▶ [Information given]:

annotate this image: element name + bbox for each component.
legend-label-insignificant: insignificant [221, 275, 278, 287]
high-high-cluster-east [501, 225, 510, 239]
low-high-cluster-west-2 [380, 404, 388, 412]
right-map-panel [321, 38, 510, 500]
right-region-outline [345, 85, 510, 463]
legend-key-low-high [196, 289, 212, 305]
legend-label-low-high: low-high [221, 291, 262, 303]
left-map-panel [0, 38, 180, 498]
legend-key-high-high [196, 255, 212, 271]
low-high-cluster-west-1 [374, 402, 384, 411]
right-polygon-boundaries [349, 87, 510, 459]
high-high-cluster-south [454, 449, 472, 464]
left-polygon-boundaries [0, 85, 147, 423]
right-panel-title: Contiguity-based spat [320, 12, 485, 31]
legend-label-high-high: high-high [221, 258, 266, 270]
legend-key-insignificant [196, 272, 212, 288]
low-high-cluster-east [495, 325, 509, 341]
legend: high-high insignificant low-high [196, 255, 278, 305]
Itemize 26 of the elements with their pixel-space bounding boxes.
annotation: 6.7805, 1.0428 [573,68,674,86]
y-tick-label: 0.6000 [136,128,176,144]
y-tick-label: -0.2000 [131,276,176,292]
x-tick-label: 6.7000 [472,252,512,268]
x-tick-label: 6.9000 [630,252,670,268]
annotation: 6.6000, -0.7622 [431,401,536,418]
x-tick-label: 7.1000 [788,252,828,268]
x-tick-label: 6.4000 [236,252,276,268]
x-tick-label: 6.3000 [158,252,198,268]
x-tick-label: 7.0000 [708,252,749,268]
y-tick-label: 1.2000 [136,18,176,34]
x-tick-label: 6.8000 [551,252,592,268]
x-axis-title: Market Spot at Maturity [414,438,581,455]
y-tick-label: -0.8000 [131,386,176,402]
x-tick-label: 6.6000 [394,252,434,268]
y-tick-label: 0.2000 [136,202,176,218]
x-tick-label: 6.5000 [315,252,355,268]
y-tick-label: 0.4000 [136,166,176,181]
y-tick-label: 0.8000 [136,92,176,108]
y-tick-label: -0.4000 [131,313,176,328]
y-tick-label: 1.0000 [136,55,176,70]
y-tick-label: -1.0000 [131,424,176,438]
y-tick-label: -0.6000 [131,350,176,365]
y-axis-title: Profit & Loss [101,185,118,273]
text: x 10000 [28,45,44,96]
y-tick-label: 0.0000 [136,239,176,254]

▶ [Set exercise]: Please copy every one of the rows above, line for line, with no changes.

▶ [Written response]:
annotate this image: element name + bbox for each component.
legend-label-insignificant: insignificant [221, 275, 278, 287]
high-high-cluster-east [501, 225, 510, 239]
low-high-cluster-west-2 [380, 404, 388, 412]
right-map-panel [321, 38, 510, 500]
right-region-outline [345, 85, 510, 463]
legend-key-low-high [196, 289, 212, 305]
legend-label-low-high: low-high [221, 291, 262, 303]
left-map-panel [0, 38, 180, 498]
legend-key-high-high [196, 255, 212, 271]
low-high-cluster-west-1 [374, 402, 384, 411]
right-polygon-boundaries [349, 87, 510, 459]
high-high-cluster-south [454, 449, 472, 464]
left-polygon-boundaries [0, 85, 147, 423]
right-panel-title: Contiguity-based spat [320, 12, 485, 31]
legend-label-high-high: high-high [221, 258, 266, 270]
legend-key-insignificant [196, 272, 212, 288]
low-high-cluster-east [495, 325, 509, 341]
legend: high-high insignificant low-high [196, 255, 278, 305]
Itemize 26 of the elements with their pixel-space bounding boxes.
annotation: 6.7805, 1.0428 [573,68,674,86]
y-tick-label: 0.6000 [136,128,176,144]
y-tick-label: -0.2000 [131,276,176,292]
x-tick-label: 6.7000 [472,252,512,268]
x-tick-label: 6.9000 [630,252,670,268]
annotation: 6.6000, -0.7622 [431,401,536,418]
x-tick-label: 7.1000 [788,252,828,268]
x-tick-label: 6.4000 [236,252,276,268]
x-tick-label: 6.3000 [158,252,198,268]
x-tick-label: 7.0000 [708,252,749,268]
y-tick-label: 1.2000 [136,18,176,34]
x-tick-label: 6.8000 [551,252,592,268]
x-axis-title: Market Spot at Maturity [414,438,581,455]
y-tick-label: -0.8000 [131,386,176,402]
x-tick-label: 6.6000 [394,252,434,268]
y-tick-label: 0.2000 [136,202,176,218]
x-tick-label: 6.5000 [315,252,355,268]
y-tick-label: 0.4000 [136,166,176,181]
y-tick-label: 0.8000 [136,92,176,108]
y-tick-label: -0.4000 [131,313,176,328]
y-tick-label: 1.0000 [136,55,176,70]
y-tick-label: -1.0000 [131,424,176,438]
y-tick-label: -0.6000 [131,350,176,365]
y-axis-title: Profit & Loss [101,185,118,273]
text: x 10000 [28,45,44,96]
y-tick-label: 0.0000 [136,239,176,254]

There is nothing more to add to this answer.